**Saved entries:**

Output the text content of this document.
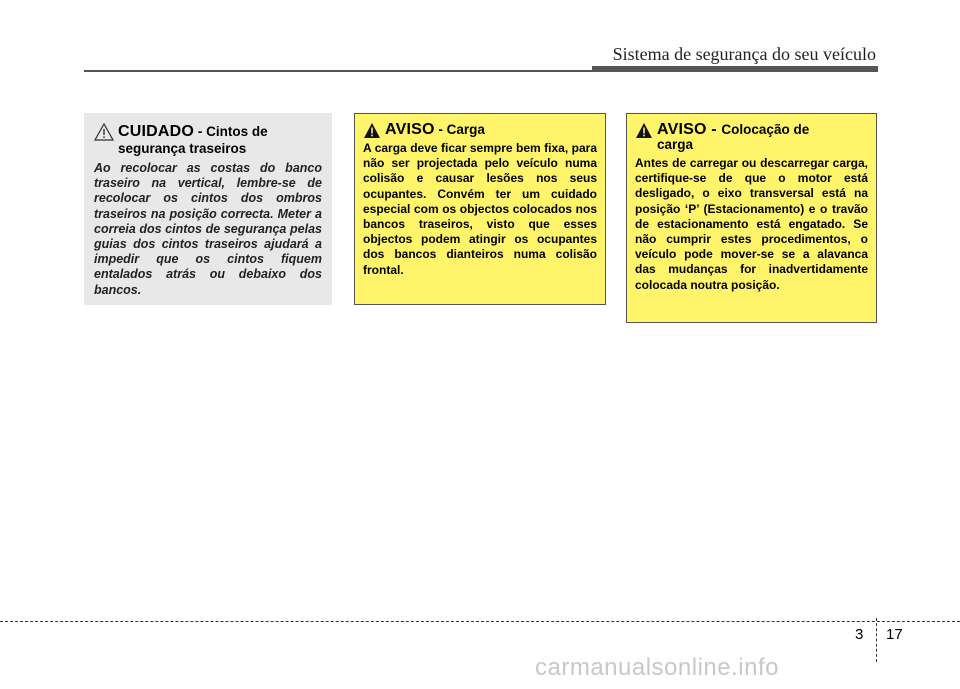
Sistema de segurança do seu veículo
CUIDADO - Cintos de segurança traseiros
Ao recolocar as costas do banco traseiro na vertical, lembre-se de recolocar os cintos dos ombros traseiros na posição correcta. Meter a correia dos cintos de segurança pelas guias dos cintos traseiros ajudará a impedir que os cintos fiquem entalados atrás ou debaixo dos bancos.
AVISO - Carga
A carga deve ficar sempre bem fixa, para não ser projectada pelo veículo numa colisão e causar lesões nos seus ocupantes. Convém ter um cuidado especial com os objectos colocados nos bancos traseiros, visto que esses objectos podem atingir os ocupantes dos bancos dianteiros numa colisão frontal.
AVISO - Colocação de carga
Antes de carregar ou descarregar carga, certifique-se de que o motor está desligado, o eixo transversal está na posição ‘P’ (Estacionamento) e o travão de estacionamento está engatado. Se não cumprir estes procedimentos, o veículo pode mover-se se a alavanca das mudanças for inadvertidamente colocada noutra posição.
3 17
carmanualsonline.info
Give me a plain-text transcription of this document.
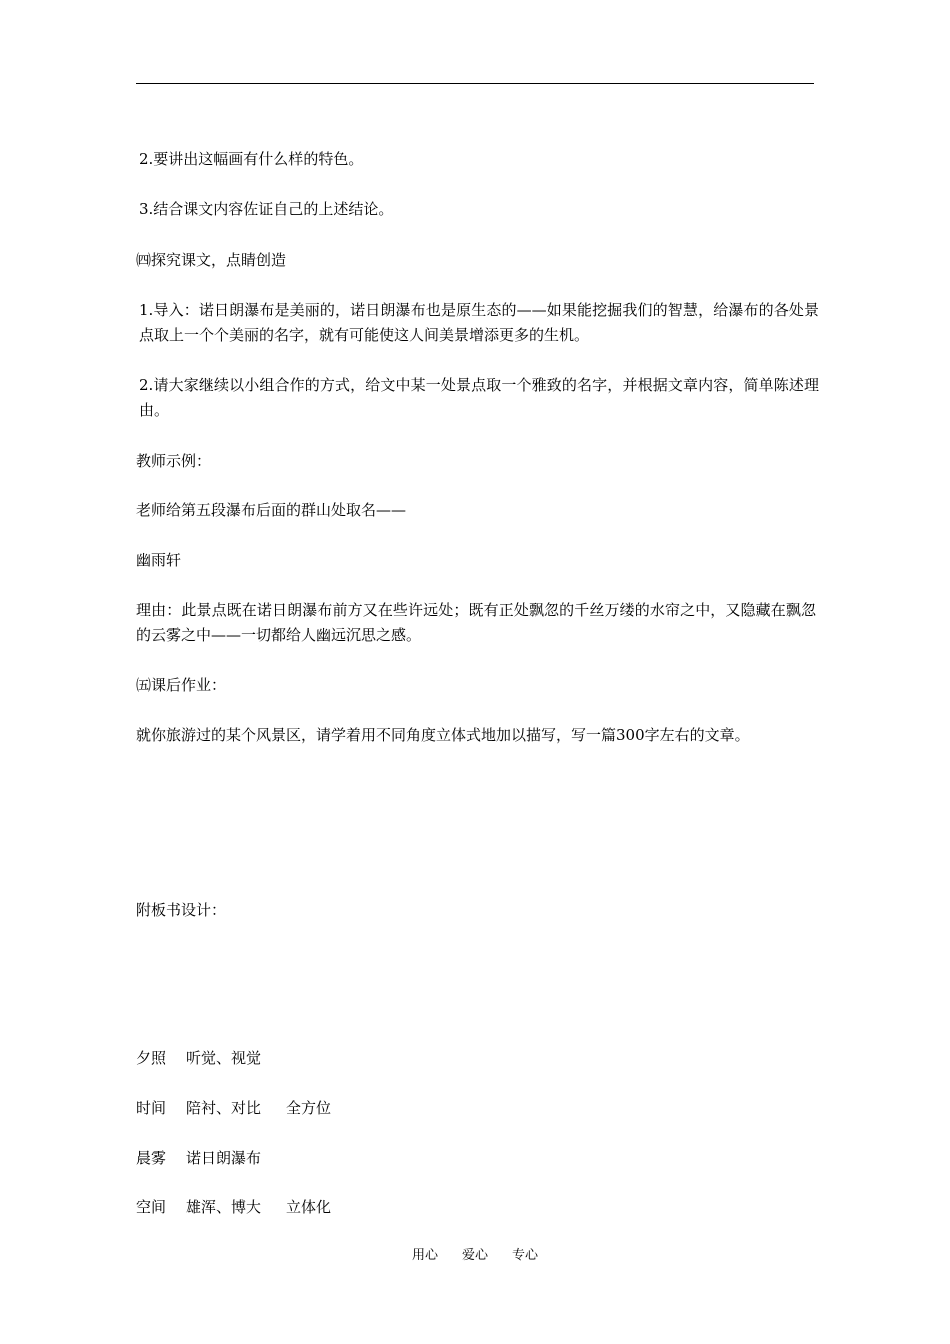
2.要讲出这幅画有什么样的特色。
3.结合课文内容佐证自己的上述结论。
㈣探究课文，点睛创造
1.导入：诺日朗瀑布是美丽的，诺日朗瀑布也是原生态的——如果能挖掘我们的智慧，给瀑布的各处景点取上一个个美丽的名字，就有可能使这人间美景增添更多的生机。
2.请大家继续以小组合作的方式，给文中某一处景点取一个雅致的名字，并根据文章内容，简单陈述理由。
教师示例：
老师给第五段瀑布后面的群山处取名——
幽雨轩
理由：此景点既在诺日朗瀑布前方又在些许远处；既有正处飘忽的千丝万缕的水帘之中，又隐藏在飘忽的云雾之中——一切都给人幽远沉思之感。
㈤课后作业：
就你旅游过的某个风景区，请学着用不同角度立体式地加以描写，写一篇300字左右的文章。
附板书设计：
夕照 听觉、视觉
时间 陪衬、对比 全方位
晨雾 诺日朗瀑布
空间 雄浑、博大 立体化
用心 爱心 专心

**Prompt:** Transcribe the whole listing exactly. Pictures are excluded.

**Reply:**
Output the text content of this document.
Sistema de segurança do seu veículo
CUIDADO - Cintos de segurança traseiros
Ao recolocar as costas do banco traseiro na vertical, lembre-se de recolocar os cintos dos ombros traseiros na posição correcta. Meter a correia dos cintos de segurança pelas guias dos cintos traseiros ajudará a impedir que os cintos fiquem entalados atrás ou debaixo dos bancos.
AVISO - Carga
A carga deve ficar sempre bem fixa, para não ser projectada pelo veículo numa colisão e causar lesões nos seus ocupantes. Convém ter um cuidado especial com os objectos colocados nos bancos traseiros, visto que esses objectos podem atingir os ocupantes dos bancos dianteiros numa colisão frontal.
AVISO - Colocação de carga
Antes de carregar ou descarregar carga, certifique-se de que o motor está desligado, o eixo transversal está na posição ‘P’ (Estacionamento) e o travão de estacionamento está engatado. Se não cumprir estes procedimentos, o veículo pode mover-se se a alavanca das mudanças for inadvertidamente colocada noutra posição.
3 17
carmanualsonline.info
Give me a plain-text transcription of this document.
2.要讲出这幅画有什么样的特色。
3.结合课文内容佐证自己的上述结论。
㈣探究课文，点睛创造
1.导入：诺日朗瀑布是美丽的，诺日朗瀑布也是原生态的——如果能挖掘我们的智慧，给瀑布的各处景点取上一个个美丽的名字，就有可能使这人间美景增添更多的生机。
2.请大家继续以小组合作的方式，给文中某一处景点取一个雅致的名字，并根据文章内容，简单陈述理由。
教师示例：
老师给第五段瀑布后面的群山处取名——
幽雨轩
理由：此景点既在诺日朗瀑布前方又在些许远处；既有正处飘忽的千丝万缕的水帘之中，又隐藏在飘忽的云雾之中——一切都给人幽远沉思之感。
㈤课后作业：
就你旅游过的某个风景区，请学着用不同角度立体式地加以描写，写一篇300字左右的文章。
附板书设计：
夕照 听觉、视觉
时间 陪衬、对比 全方位
晨雾 诺日朗瀑布
空间 雄浑、博大 立体化
用心 爱心 专心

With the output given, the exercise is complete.